Repeat the records below exactly, leaving out every picture.

RECORD LIST start

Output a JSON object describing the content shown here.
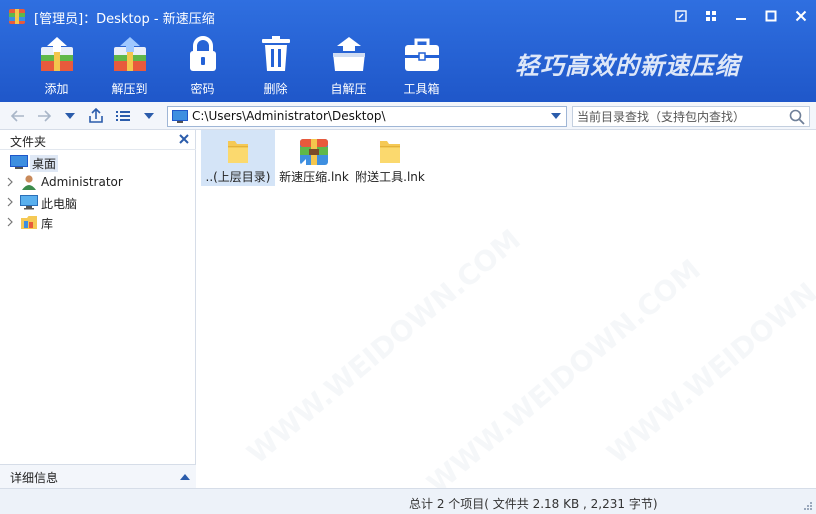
{
  "window": {
    "title": "[管理员]：Desktop - 新速压缩",
    "controls": [
      "skin-icon",
      "grid-icon",
      "minimize-icon",
      "maximize-icon",
      "close-icon"
    ]
  },
  "toolbar": {
    "items": [
      {
        "label": "添加",
        "icon": "add-archive-icon"
      },
      {
        "label": "解压到",
        "icon": "extract-to-icon"
      },
      {
        "label": "密码",
        "icon": "lock-icon"
      },
      {
        "label": "删除",
        "icon": "trash-icon"
      },
      {
        "label": "自解压",
        "icon": "self-extract-icon"
      },
      {
        "label": "工具箱",
        "icon": "toolbox-icon"
      }
    ],
    "slogan": "轻巧高效的新速压缩"
  },
  "address": {
    "path": "C:\\Users\\Administrator\\Desktop\\",
    "search_placeholder": "当前目录查找（支持包内查找）"
  },
  "left_panel": {
    "title": "文件夹",
    "tree": [
      {
        "label": "桌面",
        "icon": "desktop-icon",
        "selected": true,
        "expandable": false
      },
      {
        "label": "Administrator",
        "icon": "user-icon",
        "selected": false,
        "expandable": true
      },
      {
        "label": "此电脑",
        "icon": "computer-icon",
        "selected": false,
        "expandable": true
      },
      {
        "label": "库",
        "icon": "library-icon",
        "selected": false,
        "expandable": true
      }
    ],
    "footer_title": "详细信息"
  },
  "files": [
    {
      "label": "..(上层目录)",
      "icon": "folder-icon",
      "selected": true
    },
    {
      "label": "新速压缩.lnk",
      "icon": "archive-app-icon",
      "selected": false
    },
    {
      "label": "附送工具.lnk",
      "icon": "folder-icon",
      "selected": false
    }
  ],
  "status": {
    "text": "总计 2 个项目( 文件共 2.18 KB , 2,231 字节)"
  },
  "watermark": "WWW.WEIDOWN.COM",
  "colors": {
    "header": "#2462d6",
    "selection": "#d4e4f7",
    "folder": "#f5c955"
  }
}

RECORD LIST end

WRITTEN REPLY:
Output a JSON object describing the content shown here.
{
  "window": {
    "title": "[管理员]：Desktop - 新速压缩",
    "controls": [
      "skin-icon",
      "grid-icon",
      "minimize-icon",
      "maximize-icon",
      "close-icon"
    ]
  },
  "toolbar": {
    "items": [
      {
        "label": "添加",
        "icon": "add-archive-icon"
      },
      {
        "label": "解压到",
        "icon": "extract-to-icon"
      },
      {
        "label": "密码",
        "icon": "lock-icon"
      },
      {
        "label": "删除",
        "icon": "trash-icon"
      },
      {
        "label": "自解压",
        "icon": "self-extract-icon"
      },
      {
        "label": "工具箱",
        "icon": "toolbox-icon"
      }
    ],
    "slogan": "轻巧高效的新速压缩"
  },
  "address": {
    "path": "C:\\Users\\Administrator\\Desktop\\",
    "search_placeholder": "当前目录查找（支持包内查找）"
  },
  "left_panel": {
    "title": "文件夹",
    "tree": [
      {
        "label": "桌面",
        "icon": "desktop-icon",
        "selected": true,
        "expandable": false
      },
      {
        "label": "Administrator",
        "icon": "user-icon",
        "selected": false,
        "expandable": true
      },
      {
        "label": "此电脑",
        "icon": "computer-icon",
        "selected": false,
        "expandable": true
      },
      {
        "label": "库",
        "icon": "library-icon",
        "selected": false,
        "expandable": true
      }
    ],
    "footer_title": "详细信息"
  },
  "files": [
    {
      "label": "..(上层目录)",
      "icon": "folder-icon",
      "selected": true
    },
    {
      "label": "新速压缩.lnk",
      "icon": "archive-app-icon",
      "selected": false
    },
    {
      "label": "附送工具.lnk",
      "icon": "folder-icon",
      "selected": false
    }
  ],
  "status": {
    "text": "总计 2 个项目( 文件共 2.18 KB , 2,231 字节)"
  },
  "watermark": "WWW.WEIDOWN.COM",
  "colors": {
    "header": "#2462d6",
    "selection": "#d4e4f7",
    "folder": "#f5c955"
  }
}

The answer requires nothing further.